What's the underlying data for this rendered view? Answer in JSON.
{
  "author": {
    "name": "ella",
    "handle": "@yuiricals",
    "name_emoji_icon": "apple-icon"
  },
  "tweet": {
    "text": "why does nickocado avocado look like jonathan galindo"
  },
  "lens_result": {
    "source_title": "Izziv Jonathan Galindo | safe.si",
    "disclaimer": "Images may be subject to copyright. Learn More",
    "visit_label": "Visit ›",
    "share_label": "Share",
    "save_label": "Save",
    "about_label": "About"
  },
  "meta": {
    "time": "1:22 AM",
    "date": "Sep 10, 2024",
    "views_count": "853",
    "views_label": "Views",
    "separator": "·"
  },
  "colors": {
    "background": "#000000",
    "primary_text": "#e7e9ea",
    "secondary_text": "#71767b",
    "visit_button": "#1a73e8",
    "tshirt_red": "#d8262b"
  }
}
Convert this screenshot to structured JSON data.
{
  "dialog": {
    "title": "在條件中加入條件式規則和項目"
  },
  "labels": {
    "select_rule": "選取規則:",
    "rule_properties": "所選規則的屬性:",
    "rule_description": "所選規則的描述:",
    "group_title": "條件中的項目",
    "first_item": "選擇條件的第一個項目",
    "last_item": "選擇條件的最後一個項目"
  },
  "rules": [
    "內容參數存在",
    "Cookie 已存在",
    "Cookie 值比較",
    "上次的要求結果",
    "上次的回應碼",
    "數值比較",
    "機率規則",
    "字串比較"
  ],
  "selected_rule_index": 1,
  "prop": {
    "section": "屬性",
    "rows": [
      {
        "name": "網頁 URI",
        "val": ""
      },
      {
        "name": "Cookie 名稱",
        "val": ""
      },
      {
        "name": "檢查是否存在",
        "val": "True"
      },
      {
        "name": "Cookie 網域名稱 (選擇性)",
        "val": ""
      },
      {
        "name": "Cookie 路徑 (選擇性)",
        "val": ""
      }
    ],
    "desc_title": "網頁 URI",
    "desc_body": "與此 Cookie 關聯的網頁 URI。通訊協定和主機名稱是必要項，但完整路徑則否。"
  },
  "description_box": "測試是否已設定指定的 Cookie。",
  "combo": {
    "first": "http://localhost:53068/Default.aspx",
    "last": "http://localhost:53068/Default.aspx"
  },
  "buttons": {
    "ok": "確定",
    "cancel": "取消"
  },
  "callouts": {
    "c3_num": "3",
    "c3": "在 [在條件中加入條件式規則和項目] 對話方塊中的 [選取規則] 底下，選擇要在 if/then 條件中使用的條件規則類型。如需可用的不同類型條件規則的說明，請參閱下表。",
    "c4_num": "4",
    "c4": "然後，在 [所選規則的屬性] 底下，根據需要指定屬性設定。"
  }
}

> Work to do: Output the records above in their entirety, exactly.

> Task output:
What's the underlying data for this rendered view? Answer in JSON.
{
  "author": {
    "name": "ella",
    "handle": "@yuiricals",
    "name_emoji_icon": "apple-icon"
  },
  "tweet": {
    "text": "why does nickocado avocado look like jonathan galindo"
  },
  "lens_result": {
    "source_title": "Izziv Jonathan Galindo | safe.si",
    "disclaimer": "Images may be subject to copyright. Learn More",
    "visit_label": "Visit ›",
    "share_label": "Share",
    "save_label": "Save",
    "about_label": "About"
  },
  "meta": {
    "time": "1:22 AM",
    "date": "Sep 10, 2024",
    "views_count": "853",
    "views_label": "Views",
    "separator": "·"
  },
  "colors": {
    "background": "#000000",
    "primary_text": "#e7e9ea",
    "secondary_text": "#71767b",
    "visit_button": "#1a73e8",
    "tshirt_red": "#d8262b"
  }
}
Convert this screenshot to structured JSON data.
{
  "dialog": {
    "title": "在條件中加入條件式規則和項目"
  },
  "labels": {
    "select_rule": "選取規則:",
    "rule_properties": "所選規則的屬性:",
    "rule_description": "所選規則的描述:",
    "group_title": "條件中的項目",
    "first_item": "選擇條件的第一個項目",
    "last_item": "選擇條件的最後一個項目"
  },
  "rules": [
    "內容參數存在",
    "Cookie 已存在",
    "Cookie 值比較",
    "上次的要求結果",
    "上次的回應碼",
    "數值比較",
    "機率規則",
    "字串比較"
  ],
  "selected_rule_index": 1,
  "prop": {
    "section": "屬性",
    "rows": [
      {
        "name": "網頁 URI",
        "val": ""
      },
      {
        "name": "Cookie 名稱",
        "val": ""
      },
      {
        "name": "檢查是否存在",
        "val": "True"
      },
      {
        "name": "Cookie 網域名稱 (選擇性)",
        "val": ""
      },
      {
        "name": "Cookie 路徑 (選擇性)",
        "val": ""
      }
    ],
    "desc_title": "網頁 URI",
    "desc_body": "與此 Cookie 關聯的網頁 URI。通訊協定和主機名稱是必要項，但完整路徑則否。"
  },
  "description_box": "測試是否已設定指定的 Cookie。",
  "combo": {
    "first": "http://localhost:53068/Default.aspx",
    "last": "http://localhost:53068/Default.aspx"
  },
  "buttons": {
    "ok": "確定",
    "cancel": "取消"
  },
  "callouts": {
    "c3_num": "3",
    "c3": "在 [在條件中加入條件式規則和項目] 對話方塊中的 [選取規則] 底下，選擇要在 if/then 條件中使用的條件規則類型。如需可用的不同類型條件規則的說明，請參閱下表。",
    "c4_num": "4",
    "c4": "然後，在 [所選規則的屬性] 底下，根據需要指定屬性設定。"
  }
}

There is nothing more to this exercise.